◆ **THE TASK**
Restate all the material verbatim, except for the pictures.
──────── DATA LINES
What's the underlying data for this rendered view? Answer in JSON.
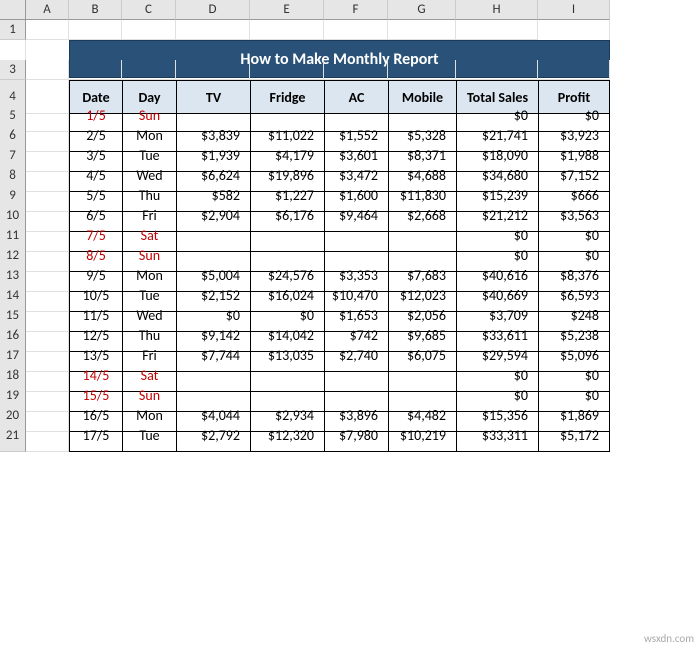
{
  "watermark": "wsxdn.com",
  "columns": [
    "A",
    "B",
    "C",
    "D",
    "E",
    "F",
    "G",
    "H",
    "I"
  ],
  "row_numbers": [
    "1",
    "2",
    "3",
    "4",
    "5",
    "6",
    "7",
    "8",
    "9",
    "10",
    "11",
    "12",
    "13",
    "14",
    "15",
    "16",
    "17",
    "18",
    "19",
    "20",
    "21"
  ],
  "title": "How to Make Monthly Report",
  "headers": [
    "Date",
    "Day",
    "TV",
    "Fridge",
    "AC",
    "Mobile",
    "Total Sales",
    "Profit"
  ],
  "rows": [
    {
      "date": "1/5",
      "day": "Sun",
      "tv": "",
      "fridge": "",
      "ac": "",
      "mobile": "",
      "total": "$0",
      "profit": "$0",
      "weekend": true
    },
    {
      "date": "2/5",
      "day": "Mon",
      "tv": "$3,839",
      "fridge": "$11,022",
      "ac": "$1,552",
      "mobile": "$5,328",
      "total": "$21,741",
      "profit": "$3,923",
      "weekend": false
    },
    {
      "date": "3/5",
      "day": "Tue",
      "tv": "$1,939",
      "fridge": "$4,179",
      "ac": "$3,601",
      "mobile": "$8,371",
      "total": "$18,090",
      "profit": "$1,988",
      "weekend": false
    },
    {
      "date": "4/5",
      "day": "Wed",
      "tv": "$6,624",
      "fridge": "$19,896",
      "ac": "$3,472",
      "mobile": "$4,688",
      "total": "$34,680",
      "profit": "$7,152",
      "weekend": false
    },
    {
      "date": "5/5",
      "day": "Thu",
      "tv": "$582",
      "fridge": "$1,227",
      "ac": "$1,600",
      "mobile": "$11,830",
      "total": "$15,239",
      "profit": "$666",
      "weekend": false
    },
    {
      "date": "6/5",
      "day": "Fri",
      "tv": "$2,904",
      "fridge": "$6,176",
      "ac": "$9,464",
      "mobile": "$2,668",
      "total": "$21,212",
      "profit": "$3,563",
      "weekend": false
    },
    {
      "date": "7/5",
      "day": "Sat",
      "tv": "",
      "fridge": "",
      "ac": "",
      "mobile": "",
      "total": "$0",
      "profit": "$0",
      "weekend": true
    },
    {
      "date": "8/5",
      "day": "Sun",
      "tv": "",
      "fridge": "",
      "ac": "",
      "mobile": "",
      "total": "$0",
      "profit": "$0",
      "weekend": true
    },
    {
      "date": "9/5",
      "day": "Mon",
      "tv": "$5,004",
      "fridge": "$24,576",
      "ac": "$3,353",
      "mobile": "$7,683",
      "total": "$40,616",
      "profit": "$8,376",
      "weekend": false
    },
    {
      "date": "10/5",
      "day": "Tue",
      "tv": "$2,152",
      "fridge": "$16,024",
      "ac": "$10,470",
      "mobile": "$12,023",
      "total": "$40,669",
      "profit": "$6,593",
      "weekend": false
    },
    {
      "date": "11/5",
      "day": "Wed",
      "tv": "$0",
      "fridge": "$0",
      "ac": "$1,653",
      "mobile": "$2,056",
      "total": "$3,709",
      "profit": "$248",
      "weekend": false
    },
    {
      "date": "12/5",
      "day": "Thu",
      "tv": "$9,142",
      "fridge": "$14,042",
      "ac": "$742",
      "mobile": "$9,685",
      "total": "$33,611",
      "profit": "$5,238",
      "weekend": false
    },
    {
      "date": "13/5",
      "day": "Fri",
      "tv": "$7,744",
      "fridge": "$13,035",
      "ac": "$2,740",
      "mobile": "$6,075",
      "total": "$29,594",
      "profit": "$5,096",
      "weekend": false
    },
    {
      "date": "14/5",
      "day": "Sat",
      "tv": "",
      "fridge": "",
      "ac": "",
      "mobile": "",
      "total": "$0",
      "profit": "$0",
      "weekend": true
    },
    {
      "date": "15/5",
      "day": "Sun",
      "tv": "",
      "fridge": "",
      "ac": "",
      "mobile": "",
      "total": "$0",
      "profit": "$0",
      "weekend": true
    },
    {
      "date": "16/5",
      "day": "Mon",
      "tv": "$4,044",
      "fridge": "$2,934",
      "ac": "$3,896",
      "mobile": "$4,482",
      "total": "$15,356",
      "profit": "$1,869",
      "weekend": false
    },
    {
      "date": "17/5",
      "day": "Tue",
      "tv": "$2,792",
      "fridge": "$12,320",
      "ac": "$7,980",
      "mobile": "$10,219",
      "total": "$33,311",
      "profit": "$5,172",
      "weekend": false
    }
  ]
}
────────────────
◆ **COMPLETED TASK**
What's the underlying data for this rendered view? Answer in JSON.
{
  "watermark": "wsxdn.com",
  "columns": [
    "A",
    "B",
    "C",
    "D",
    "E",
    "F",
    "G",
    "H",
    "I"
  ],
  "row_numbers": [
    "1",
    "2",
    "3",
    "4",
    "5",
    "6",
    "7",
    "8",
    "9",
    "10",
    "11",
    "12",
    "13",
    "14",
    "15",
    "16",
    "17",
    "18",
    "19",
    "20",
    "21"
  ],
  "title": "How to Make Monthly Report",
  "headers": [
    "Date",
    "Day",
    "TV",
    "Fridge",
    "AC",
    "Mobile",
    "Total Sales",
    "Profit"
  ],
  "rows": [
    {
      "date": "1/5",
      "day": "Sun",
      "tv": "",
      "fridge": "",
      "ac": "",
      "mobile": "",
      "total": "$0",
      "profit": "$0",
      "weekend": true
    },
    {
      "date": "2/5",
      "day": "Mon",
      "tv": "$3,839",
      "fridge": "$11,022",
      "ac": "$1,552",
      "mobile": "$5,328",
      "total": "$21,741",
      "profit": "$3,923",
      "weekend": false
    },
    {
      "date": "3/5",
      "day": "Tue",
      "tv": "$1,939",
      "fridge": "$4,179",
      "ac": "$3,601",
      "mobile": "$8,371",
      "total": "$18,090",
      "profit": "$1,988",
      "weekend": false
    },
    {
      "date": "4/5",
      "day": "Wed",
      "tv": "$6,624",
      "fridge": "$19,896",
      "ac": "$3,472",
      "mobile": "$4,688",
      "total": "$34,680",
      "profit": "$7,152",
      "weekend": false
    },
    {
      "date": "5/5",
      "day": "Thu",
      "tv": "$582",
      "fridge": "$1,227",
      "ac": "$1,600",
      "mobile": "$11,830",
      "total": "$15,239",
      "profit": "$666",
      "weekend": false
    },
    {
      "date": "6/5",
      "day": "Fri",
      "tv": "$2,904",
      "fridge": "$6,176",
      "ac": "$9,464",
      "mobile": "$2,668",
      "total": "$21,212",
      "profit": "$3,563",
      "weekend": false
    },
    {
      "date": "7/5",
      "day": "Sat",
      "tv": "",
      "fridge": "",
      "ac": "",
      "mobile": "",
      "total": "$0",
      "profit": "$0",
      "weekend": true
    },
    {
      "date": "8/5",
      "day": "Sun",
      "tv": "",
      "fridge": "",
      "ac": "",
      "mobile": "",
      "total": "$0",
      "profit": "$0",
      "weekend": true
    },
    {
      "date": "9/5",
      "day": "Mon",
      "tv": "$5,004",
      "fridge": "$24,576",
      "ac": "$3,353",
      "mobile": "$7,683",
      "total": "$40,616",
      "profit": "$8,376",
      "weekend": false
    },
    {
      "date": "10/5",
      "day": "Tue",
      "tv": "$2,152",
      "fridge": "$16,024",
      "ac": "$10,470",
      "mobile": "$12,023",
      "total": "$40,669",
      "profit": "$6,593",
      "weekend": false
    },
    {
      "date": "11/5",
      "day": "Wed",
      "tv": "$0",
      "fridge": "$0",
      "ac": "$1,653",
      "mobile": "$2,056",
      "total": "$3,709",
      "profit": "$248",
      "weekend": false
    },
    {
      "date": "12/5",
      "day": "Thu",
      "tv": "$9,142",
      "fridge": "$14,042",
      "ac": "$742",
      "mobile": "$9,685",
      "total": "$33,611",
      "profit": "$5,238",
      "weekend": false
    },
    {
      "date": "13/5",
      "day": "Fri",
      "tv": "$7,744",
      "fridge": "$13,035",
      "ac": "$2,740",
      "mobile": "$6,075",
      "total": "$29,594",
      "profit": "$5,096",
      "weekend": false
    },
    {
      "date": "14/5",
      "day": "Sat",
      "tv": "",
      "fridge": "",
      "ac": "",
      "mobile": "",
      "total": "$0",
      "profit": "$0",
      "weekend": true
    },
    {
      "date": "15/5",
      "day": "Sun",
      "tv": "",
      "fridge": "",
      "ac": "",
      "mobile": "",
      "total": "$0",
      "profit": "$0",
      "weekend": true
    },
    {
      "date": "16/5",
      "day": "Mon",
      "tv": "$4,044",
      "fridge": "$2,934",
      "ac": "$3,896",
      "mobile": "$4,482",
      "total": "$15,356",
      "profit": "$1,869",
      "weekend": false
    },
    {
      "date": "17/5",
      "day": "Tue",
      "tv": "$2,792",
      "fridge": "$12,320",
      "ac": "$7,980",
      "mobile": "$10,219",
      "total": "$33,311",
      "profit": "$5,172",
      "weekend": false
    }
  ]
}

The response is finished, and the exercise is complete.